* begin *
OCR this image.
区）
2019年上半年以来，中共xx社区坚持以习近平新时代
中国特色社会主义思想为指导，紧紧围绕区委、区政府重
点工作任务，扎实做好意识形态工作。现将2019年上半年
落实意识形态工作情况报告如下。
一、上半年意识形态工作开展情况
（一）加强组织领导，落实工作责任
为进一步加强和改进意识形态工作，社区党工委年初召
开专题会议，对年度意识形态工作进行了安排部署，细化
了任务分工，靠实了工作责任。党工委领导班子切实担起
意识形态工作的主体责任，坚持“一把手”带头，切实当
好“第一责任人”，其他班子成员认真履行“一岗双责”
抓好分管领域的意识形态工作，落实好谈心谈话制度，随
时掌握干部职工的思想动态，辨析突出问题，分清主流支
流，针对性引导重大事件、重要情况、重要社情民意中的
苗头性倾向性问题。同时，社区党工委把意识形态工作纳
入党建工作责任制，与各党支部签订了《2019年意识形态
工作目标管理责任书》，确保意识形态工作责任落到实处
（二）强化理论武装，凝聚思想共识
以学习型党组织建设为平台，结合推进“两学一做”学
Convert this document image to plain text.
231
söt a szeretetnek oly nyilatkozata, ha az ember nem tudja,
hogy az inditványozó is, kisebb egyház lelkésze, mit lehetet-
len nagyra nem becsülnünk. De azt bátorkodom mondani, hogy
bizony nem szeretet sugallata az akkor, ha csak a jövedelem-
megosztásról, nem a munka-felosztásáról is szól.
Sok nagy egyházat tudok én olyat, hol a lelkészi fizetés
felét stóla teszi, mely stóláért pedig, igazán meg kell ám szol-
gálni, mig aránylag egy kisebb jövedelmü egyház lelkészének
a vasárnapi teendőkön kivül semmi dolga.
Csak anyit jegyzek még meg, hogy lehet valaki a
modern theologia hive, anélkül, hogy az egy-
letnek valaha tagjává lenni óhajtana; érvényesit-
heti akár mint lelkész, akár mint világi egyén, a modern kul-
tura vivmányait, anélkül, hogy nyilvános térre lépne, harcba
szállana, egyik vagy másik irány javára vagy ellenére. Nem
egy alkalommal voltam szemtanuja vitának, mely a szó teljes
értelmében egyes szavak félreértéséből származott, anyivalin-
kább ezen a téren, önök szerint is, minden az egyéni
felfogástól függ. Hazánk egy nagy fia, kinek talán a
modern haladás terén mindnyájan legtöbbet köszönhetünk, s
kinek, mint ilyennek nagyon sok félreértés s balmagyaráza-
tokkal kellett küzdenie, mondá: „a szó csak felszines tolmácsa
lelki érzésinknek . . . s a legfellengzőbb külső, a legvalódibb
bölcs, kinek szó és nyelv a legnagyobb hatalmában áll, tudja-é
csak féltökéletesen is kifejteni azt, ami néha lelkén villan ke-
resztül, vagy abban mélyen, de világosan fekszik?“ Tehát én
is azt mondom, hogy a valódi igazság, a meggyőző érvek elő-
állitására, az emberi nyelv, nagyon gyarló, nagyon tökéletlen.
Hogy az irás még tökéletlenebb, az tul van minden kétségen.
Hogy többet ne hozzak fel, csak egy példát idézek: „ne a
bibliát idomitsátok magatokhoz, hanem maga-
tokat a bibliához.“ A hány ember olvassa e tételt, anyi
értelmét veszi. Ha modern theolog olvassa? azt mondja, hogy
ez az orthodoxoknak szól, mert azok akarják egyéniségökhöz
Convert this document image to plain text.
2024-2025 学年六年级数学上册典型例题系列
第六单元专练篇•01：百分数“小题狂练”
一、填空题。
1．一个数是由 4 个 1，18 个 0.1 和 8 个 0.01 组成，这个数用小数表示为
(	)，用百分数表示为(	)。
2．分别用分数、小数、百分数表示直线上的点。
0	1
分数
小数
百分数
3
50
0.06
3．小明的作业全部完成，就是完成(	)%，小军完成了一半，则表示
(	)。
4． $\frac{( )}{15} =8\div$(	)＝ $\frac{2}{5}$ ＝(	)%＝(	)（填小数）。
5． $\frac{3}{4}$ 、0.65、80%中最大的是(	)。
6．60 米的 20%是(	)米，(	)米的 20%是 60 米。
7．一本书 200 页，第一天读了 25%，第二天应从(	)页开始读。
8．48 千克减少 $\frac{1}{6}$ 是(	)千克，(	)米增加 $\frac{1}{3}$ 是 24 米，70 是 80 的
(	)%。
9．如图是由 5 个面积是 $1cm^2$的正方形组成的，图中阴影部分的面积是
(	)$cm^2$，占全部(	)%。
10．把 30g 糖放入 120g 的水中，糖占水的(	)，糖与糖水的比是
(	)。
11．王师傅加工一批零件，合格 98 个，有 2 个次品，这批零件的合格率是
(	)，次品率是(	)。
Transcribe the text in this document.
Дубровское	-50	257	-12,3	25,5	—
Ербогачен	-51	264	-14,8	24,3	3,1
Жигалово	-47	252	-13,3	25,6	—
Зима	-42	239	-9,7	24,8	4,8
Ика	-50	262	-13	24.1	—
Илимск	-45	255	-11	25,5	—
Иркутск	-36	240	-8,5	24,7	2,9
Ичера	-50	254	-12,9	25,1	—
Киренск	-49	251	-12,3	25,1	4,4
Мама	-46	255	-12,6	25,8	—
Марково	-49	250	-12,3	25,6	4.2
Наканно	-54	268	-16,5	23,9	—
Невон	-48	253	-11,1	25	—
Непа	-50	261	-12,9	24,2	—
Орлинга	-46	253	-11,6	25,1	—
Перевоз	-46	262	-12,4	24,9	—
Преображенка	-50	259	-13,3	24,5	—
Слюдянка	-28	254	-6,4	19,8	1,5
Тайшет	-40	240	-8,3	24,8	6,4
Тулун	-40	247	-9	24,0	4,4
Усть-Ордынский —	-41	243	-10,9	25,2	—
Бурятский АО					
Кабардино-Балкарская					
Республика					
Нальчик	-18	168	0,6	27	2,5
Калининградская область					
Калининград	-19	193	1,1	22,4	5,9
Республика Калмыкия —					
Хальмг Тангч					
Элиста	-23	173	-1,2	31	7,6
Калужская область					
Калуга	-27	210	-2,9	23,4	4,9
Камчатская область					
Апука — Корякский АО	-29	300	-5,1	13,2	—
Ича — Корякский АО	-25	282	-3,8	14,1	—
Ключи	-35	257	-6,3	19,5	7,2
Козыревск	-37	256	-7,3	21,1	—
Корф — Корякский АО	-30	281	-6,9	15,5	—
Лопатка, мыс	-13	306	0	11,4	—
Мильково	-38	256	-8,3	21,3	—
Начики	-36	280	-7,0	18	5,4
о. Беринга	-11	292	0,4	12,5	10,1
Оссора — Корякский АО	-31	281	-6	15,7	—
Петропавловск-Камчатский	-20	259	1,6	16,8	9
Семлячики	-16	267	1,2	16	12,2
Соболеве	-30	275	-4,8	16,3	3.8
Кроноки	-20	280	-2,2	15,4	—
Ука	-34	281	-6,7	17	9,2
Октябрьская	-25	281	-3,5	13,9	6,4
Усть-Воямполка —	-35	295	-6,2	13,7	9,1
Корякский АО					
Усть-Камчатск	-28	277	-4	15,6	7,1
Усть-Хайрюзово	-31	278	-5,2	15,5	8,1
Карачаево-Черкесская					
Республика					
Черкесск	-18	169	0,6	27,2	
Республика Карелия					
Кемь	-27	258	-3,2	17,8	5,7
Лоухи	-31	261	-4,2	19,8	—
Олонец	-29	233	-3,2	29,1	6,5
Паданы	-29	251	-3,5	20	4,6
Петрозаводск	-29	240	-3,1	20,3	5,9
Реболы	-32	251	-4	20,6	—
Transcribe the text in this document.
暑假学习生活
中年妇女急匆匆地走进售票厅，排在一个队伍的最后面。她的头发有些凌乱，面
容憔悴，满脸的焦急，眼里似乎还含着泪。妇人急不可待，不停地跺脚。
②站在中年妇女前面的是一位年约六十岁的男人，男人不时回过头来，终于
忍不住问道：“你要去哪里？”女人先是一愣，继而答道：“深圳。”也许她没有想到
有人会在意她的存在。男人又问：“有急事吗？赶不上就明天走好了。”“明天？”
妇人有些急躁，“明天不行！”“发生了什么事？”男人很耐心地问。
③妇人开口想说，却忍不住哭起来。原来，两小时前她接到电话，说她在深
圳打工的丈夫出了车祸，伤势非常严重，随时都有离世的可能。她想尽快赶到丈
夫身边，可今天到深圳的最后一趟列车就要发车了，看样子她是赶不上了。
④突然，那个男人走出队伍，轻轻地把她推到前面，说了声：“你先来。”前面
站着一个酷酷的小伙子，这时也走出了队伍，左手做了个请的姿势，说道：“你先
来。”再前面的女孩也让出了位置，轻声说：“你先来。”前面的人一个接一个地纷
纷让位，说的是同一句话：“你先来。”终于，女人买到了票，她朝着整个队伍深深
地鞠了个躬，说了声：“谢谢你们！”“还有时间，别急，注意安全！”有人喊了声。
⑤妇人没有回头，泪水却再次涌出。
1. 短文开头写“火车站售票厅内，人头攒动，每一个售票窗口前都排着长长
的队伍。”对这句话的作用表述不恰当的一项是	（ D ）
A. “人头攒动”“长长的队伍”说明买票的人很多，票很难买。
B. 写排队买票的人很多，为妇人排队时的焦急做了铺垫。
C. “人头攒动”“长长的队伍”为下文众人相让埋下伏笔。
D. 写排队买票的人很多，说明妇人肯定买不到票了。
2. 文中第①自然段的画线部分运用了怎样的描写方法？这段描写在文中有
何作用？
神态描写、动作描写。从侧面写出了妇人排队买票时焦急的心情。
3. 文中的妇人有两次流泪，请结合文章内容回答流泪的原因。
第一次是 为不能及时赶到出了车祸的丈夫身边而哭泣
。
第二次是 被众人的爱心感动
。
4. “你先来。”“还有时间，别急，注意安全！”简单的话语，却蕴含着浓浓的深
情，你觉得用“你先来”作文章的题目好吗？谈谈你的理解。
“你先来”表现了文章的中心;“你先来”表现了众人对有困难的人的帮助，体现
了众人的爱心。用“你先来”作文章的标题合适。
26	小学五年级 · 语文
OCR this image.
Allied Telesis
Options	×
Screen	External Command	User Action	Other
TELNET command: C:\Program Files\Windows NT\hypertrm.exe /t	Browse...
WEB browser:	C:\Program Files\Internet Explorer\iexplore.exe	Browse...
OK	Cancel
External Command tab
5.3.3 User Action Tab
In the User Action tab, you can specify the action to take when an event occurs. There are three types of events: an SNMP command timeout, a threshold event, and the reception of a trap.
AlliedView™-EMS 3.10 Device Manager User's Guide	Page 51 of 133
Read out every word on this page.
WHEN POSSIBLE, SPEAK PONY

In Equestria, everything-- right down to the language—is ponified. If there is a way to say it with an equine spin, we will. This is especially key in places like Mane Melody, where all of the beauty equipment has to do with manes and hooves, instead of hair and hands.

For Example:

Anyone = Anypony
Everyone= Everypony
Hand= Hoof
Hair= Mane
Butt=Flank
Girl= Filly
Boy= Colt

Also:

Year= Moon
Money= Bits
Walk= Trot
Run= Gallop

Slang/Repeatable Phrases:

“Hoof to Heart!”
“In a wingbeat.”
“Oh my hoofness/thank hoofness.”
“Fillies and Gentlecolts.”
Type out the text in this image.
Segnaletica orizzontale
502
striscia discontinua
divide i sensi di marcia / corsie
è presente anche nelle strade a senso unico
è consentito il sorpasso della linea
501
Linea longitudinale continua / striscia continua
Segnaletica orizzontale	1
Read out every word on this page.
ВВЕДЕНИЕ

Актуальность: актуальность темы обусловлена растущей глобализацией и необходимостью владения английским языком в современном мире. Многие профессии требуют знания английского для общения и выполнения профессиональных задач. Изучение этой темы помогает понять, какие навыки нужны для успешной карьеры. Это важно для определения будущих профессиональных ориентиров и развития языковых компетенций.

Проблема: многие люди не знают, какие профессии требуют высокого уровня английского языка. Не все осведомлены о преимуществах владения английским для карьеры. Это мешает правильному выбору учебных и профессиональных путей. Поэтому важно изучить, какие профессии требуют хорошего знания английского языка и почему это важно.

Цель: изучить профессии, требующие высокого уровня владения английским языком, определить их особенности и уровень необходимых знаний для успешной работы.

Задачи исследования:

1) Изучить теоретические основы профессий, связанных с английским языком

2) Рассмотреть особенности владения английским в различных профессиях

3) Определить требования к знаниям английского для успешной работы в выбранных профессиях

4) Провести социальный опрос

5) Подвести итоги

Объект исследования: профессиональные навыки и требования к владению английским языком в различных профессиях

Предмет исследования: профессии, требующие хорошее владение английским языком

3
* end *
▸ The exercise: Locate each line with the word "mely" and copy it.

▸ Exercise response:
felét stóla teszi, mely stóláért pedig, igazán meg kell ám szol-
egy alkalommal voltam szemtanuja vitának, mely a szó teljes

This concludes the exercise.